Please extract each of the lines below unchanged, character for character.

□ □ □

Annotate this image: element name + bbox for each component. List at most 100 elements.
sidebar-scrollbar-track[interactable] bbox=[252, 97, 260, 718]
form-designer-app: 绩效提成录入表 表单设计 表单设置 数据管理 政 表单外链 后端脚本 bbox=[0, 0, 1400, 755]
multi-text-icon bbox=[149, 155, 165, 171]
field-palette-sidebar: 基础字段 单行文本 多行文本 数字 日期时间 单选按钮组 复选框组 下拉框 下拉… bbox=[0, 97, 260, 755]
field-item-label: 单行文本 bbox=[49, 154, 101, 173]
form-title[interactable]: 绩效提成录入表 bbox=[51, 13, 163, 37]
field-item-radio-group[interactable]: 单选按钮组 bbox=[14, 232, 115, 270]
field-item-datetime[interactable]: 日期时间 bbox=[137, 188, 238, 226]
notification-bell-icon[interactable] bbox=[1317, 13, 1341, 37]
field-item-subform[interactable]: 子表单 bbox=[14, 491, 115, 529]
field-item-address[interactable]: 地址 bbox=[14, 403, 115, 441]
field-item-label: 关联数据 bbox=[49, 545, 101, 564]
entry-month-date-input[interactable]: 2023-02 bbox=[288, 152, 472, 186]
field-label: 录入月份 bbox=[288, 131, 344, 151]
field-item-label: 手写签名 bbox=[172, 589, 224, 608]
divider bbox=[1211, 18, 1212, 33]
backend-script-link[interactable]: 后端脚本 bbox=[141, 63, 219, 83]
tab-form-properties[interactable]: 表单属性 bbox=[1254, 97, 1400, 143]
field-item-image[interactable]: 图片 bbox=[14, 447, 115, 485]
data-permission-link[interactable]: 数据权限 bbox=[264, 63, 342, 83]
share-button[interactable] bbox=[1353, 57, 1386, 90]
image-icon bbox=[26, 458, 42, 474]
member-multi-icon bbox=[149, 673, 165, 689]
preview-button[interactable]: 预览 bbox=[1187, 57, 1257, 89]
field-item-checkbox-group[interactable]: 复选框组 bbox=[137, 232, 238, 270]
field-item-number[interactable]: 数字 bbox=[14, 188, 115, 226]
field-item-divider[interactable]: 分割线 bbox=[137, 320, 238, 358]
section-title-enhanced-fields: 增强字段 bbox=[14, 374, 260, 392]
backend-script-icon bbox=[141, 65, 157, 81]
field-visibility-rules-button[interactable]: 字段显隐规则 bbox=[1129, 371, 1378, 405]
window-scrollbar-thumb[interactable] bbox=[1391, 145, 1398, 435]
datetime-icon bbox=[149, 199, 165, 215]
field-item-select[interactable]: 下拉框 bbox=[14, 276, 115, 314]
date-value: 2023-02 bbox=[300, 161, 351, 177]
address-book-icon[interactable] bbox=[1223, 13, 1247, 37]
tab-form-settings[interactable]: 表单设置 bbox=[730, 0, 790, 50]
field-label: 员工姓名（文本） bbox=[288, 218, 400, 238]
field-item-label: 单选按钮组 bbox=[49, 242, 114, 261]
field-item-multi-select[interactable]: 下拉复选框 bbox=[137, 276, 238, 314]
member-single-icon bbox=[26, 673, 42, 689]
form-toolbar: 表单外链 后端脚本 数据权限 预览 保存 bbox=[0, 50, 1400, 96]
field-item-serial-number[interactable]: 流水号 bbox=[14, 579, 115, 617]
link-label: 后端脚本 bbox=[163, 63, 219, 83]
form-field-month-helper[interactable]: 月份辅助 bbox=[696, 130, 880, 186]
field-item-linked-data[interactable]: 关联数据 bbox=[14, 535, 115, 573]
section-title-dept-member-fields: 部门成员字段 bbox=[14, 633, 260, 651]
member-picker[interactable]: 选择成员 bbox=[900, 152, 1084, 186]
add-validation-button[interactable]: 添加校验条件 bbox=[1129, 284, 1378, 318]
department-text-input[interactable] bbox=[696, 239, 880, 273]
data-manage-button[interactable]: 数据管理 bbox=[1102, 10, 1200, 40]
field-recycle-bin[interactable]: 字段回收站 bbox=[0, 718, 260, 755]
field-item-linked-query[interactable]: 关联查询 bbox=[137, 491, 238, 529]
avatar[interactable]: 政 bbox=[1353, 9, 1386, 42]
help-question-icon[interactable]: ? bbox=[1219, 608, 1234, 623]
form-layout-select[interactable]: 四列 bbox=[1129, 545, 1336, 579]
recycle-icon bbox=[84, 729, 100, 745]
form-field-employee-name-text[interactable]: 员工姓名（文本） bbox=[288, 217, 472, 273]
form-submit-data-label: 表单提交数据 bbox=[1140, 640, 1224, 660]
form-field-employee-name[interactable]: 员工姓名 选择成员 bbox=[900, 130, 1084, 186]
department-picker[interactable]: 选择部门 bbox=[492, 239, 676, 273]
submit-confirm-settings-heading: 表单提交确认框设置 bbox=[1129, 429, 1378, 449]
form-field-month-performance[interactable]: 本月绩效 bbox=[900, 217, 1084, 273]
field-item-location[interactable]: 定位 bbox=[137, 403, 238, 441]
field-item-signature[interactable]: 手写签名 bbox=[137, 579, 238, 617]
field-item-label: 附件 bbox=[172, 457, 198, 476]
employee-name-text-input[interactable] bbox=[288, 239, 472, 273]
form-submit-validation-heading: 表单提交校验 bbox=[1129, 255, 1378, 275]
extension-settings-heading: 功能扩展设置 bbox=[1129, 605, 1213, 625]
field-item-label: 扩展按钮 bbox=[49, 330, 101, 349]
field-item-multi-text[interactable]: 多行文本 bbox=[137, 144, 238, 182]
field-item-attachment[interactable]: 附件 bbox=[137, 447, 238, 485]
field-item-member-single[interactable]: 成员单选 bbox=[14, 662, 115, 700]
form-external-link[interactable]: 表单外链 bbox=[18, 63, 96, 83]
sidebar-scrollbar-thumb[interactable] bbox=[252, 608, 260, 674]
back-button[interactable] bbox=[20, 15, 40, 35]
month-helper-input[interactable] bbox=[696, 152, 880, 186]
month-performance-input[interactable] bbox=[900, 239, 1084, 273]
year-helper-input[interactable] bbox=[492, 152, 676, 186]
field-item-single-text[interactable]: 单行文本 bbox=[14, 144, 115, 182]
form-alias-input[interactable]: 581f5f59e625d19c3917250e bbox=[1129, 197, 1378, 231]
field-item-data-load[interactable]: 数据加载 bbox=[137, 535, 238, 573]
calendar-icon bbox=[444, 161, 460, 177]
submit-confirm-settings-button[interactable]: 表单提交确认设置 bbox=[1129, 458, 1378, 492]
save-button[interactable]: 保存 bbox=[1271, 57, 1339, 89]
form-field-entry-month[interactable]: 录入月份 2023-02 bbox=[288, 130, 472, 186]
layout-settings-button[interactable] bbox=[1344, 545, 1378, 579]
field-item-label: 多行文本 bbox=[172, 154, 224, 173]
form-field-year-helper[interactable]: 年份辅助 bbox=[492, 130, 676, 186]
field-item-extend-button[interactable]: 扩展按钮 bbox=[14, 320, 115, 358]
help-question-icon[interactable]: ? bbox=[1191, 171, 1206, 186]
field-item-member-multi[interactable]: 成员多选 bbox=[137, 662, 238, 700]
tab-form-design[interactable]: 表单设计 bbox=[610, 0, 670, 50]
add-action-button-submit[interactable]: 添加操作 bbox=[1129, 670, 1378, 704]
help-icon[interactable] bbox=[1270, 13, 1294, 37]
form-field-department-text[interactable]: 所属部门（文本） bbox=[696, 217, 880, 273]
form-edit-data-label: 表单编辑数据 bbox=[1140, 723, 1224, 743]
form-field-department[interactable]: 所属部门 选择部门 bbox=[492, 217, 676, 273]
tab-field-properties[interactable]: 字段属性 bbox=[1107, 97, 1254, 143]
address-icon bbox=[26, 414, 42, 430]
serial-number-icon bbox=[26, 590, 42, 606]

□ □ □

▶ Worked answer
Annotate this image: element name + bbox for each component. List at most 100 elements.
sidebar-scrollbar-track[interactable] bbox=[252, 97, 260, 718]
form-designer-app: 绩效提成录入表 表单设计 表单设置 数据管理 政 表单外链 后端脚本 bbox=[0, 0, 1400, 755]
multi-text-icon bbox=[149, 155, 165, 171]
field-palette-sidebar: 基础字段 单行文本 多行文本 数字 日期时间 单选按钮组 复选框组 下拉框 下拉… bbox=[0, 97, 260, 755]
field-item-label: 单行文本 bbox=[49, 154, 101, 173]
form-title[interactable]: 绩效提成录入表 bbox=[51, 13, 163, 37]
field-item-radio-group[interactable]: 单选按钮组 bbox=[14, 232, 115, 270]
field-item-datetime[interactable]: 日期时间 bbox=[137, 188, 238, 226]
notification-bell-icon[interactable] bbox=[1317, 13, 1341, 37]
field-item-subform[interactable]: 子表单 bbox=[14, 491, 115, 529]
field-item-address[interactable]: 地址 bbox=[14, 403, 115, 441]
field-item-label: 关联数据 bbox=[49, 545, 101, 564]
entry-month-date-input[interactable]: 2023-02 bbox=[288, 152, 472, 186]
field-label: 录入月份 bbox=[288, 131, 344, 151]
field-item-label: 手写签名 bbox=[172, 589, 224, 608]
divider bbox=[1211, 18, 1212, 33]
backend-script-link[interactable]: 后端脚本 bbox=[141, 63, 219, 83]
tab-form-properties[interactable]: 表单属性 bbox=[1254, 97, 1400, 143]
field-item-image[interactable]: 图片 bbox=[14, 447, 115, 485]
data-permission-link[interactable]: 数据权限 bbox=[264, 63, 342, 83]
share-button[interactable] bbox=[1353, 57, 1386, 90]
image-icon bbox=[26, 458, 42, 474]
member-multi-icon bbox=[149, 673, 165, 689]
preview-button[interactable]: 预览 bbox=[1187, 57, 1257, 89]
field-item-checkbox-group[interactable]: 复选框组 bbox=[137, 232, 238, 270]
field-item-number[interactable]: 数字 bbox=[14, 188, 115, 226]
field-item-divider[interactable]: 分割线 bbox=[137, 320, 238, 358]
section-title-enhanced-fields: 增强字段 bbox=[14, 374, 260, 392]
backend-script-icon bbox=[141, 65, 157, 81]
field-visibility-rules-button[interactable]: 字段显隐规则 bbox=[1129, 371, 1378, 405]
window-scrollbar-thumb[interactable] bbox=[1391, 145, 1398, 435]
datetime-icon bbox=[149, 199, 165, 215]
field-item-select[interactable]: 下拉框 bbox=[14, 276, 115, 314]
date-value: 2023-02 bbox=[300, 161, 351, 177]
address-book-icon[interactable] bbox=[1223, 13, 1247, 37]
tab-form-settings[interactable]: 表单设置 bbox=[730, 0, 790, 50]
field-label: 员工姓名（文本） bbox=[288, 218, 400, 238]
field-item-label: 单选按钮组 bbox=[49, 242, 114, 261]
field-item-multi-select[interactable]: 下拉复选框 bbox=[137, 276, 238, 314]
member-single-icon bbox=[26, 673, 42, 689]
form-toolbar: 表单外链 后端脚本 数据权限 预览 保存 bbox=[0, 50, 1400, 96]
field-item-serial-number[interactable]: 流水号 bbox=[14, 579, 115, 617]
link-label: 后端脚本 bbox=[163, 63, 219, 83]
form-field-month-helper[interactable]: 月份辅助 bbox=[696, 130, 880, 186]
field-item-linked-data[interactable]: 关联数据 bbox=[14, 535, 115, 573]
section-title-dept-member-fields: 部门成员字段 bbox=[14, 633, 260, 651]
member-picker[interactable]: 选择成员 bbox=[900, 152, 1084, 186]
add-validation-button[interactable]: 添加校验条件 bbox=[1129, 284, 1378, 318]
department-text-input[interactable] bbox=[696, 239, 880, 273]
data-manage-button[interactable]: 数据管理 bbox=[1102, 10, 1200, 40]
field-recycle-bin[interactable]: 字段回收站 bbox=[0, 718, 260, 755]
field-item-linked-query[interactable]: 关联查询 bbox=[137, 491, 238, 529]
avatar[interactable]: 政 bbox=[1353, 9, 1386, 42]
help-question-icon[interactable]: ? bbox=[1219, 608, 1234, 623]
form-layout-select[interactable]: 四列 bbox=[1129, 545, 1336, 579]
recycle-icon bbox=[84, 729, 100, 745]
form-field-employee-name-text[interactable]: 员工姓名（文本） bbox=[288, 217, 472, 273]
form-submit-data-label: 表单提交数据 bbox=[1140, 640, 1224, 660]
form-field-employee-name[interactable]: 员工姓名 选择成员 bbox=[900, 130, 1084, 186]
department-picker[interactable]: 选择部门 bbox=[492, 239, 676, 273]
submit-confirm-settings-heading: 表单提交确认框设置 bbox=[1129, 429, 1378, 449]
form-field-month-performance[interactable]: 本月绩效 bbox=[900, 217, 1084, 273]
field-item-location[interactable]: 定位 bbox=[137, 403, 238, 441]
field-item-signature[interactable]: 手写签名 bbox=[137, 579, 238, 617]
field-item-label: 附件 bbox=[172, 457, 198, 476]
employee-name-text-input[interactable] bbox=[288, 239, 472, 273]
form-submit-validation-heading: 表单提交校验 bbox=[1129, 255, 1378, 275]
extension-settings-heading: 功能扩展设置 bbox=[1129, 605, 1213, 625]
field-item-label: 扩展按钮 bbox=[49, 330, 101, 349]
field-item-multi-text[interactable]: 多行文本 bbox=[137, 144, 238, 182]
field-item-attachment[interactable]: 附件 bbox=[137, 447, 238, 485]
field-item-member-single[interactable]: 成员单选 bbox=[14, 662, 115, 700]
form-external-link[interactable]: 表单外链 bbox=[18, 63, 96, 83]
sidebar-scrollbar-thumb[interactable] bbox=[252, 608, 260, 674]
back-button[interactable] bbox=[20, 15, 40, 35]
month-helper-input[interactable] bbox=[696, 152, 880, 186]
month-performance-input[interactable] bbox=[900, 239, 1084, 273]
year-helper-input[interactable] bbox=[492, 152, 676, 186]
field-item-single-text[interactable]: 单行文本 bbox=[14, 144, 115, 182]
form-alias-input[interactable]: 581f5f59e625d19c3917250e bbox=[1129, 197, 1378, 231]
field-item-data-load[interactable]: 数据加载 bbox=[137, 535, 238, 573]
calendar-icon bbox=[444, 161, 460, 177]
submit-confirm-settings-button[interactable]: 表单提交确认设置 bbox=[1129, 458, 1378, 492]
save-button[interactable]: 保存 bbox=[1271, 57, 1339, 89]
form-field-entry-month[interactable]: 录入月份 2023-02 bbox=[288, 130, 472, 186]
layout-settings-button[interactable] bbox=[1344, 545, 1378, 579]
field-item-label: 多行文本 bbox=[172, 154, 224, 173]
form-field-year-helper[interactable]: 年份辅助 bbox=[492, 130, 676, 186]
field-item-extend-button[interactable]: 扩展按钮 bbox=[14, 320, 115, 358]
help-question-icon[interactable]: ? bbox=[1191, 171, 1206, 186]
field-item-member-multi[interactable]: 成员多选 bbox=[137, 662, 238, 700]
tab-form-design[interactable]: 表单设计 bbox=[610, 0, 670, 50]
add-action-button-submit[interactable]: 添加操作 bbox=[1129, 670, 1378, 704]
help-icon[interactable] bbox=[1270, 13, 1294, 37]
form-field-department-text[interactable]: 所属部门（文本） bbox=[696, 217, 880, 273]
form-edit-data-label: 表单编辑数据 bbox=[1140, 723, 1224, 743]
form-field-department[interactable]: 所属部门 选择部门 bbox=[492, 217, 676, 273]
tab-field-properties[interactable]: 字段属性 bbox=[1107, 97, 1254, 143]
address-icon bbox=[26, 414, 42, 430]
serial-number-icon bbox=[26, 590, 42, 606]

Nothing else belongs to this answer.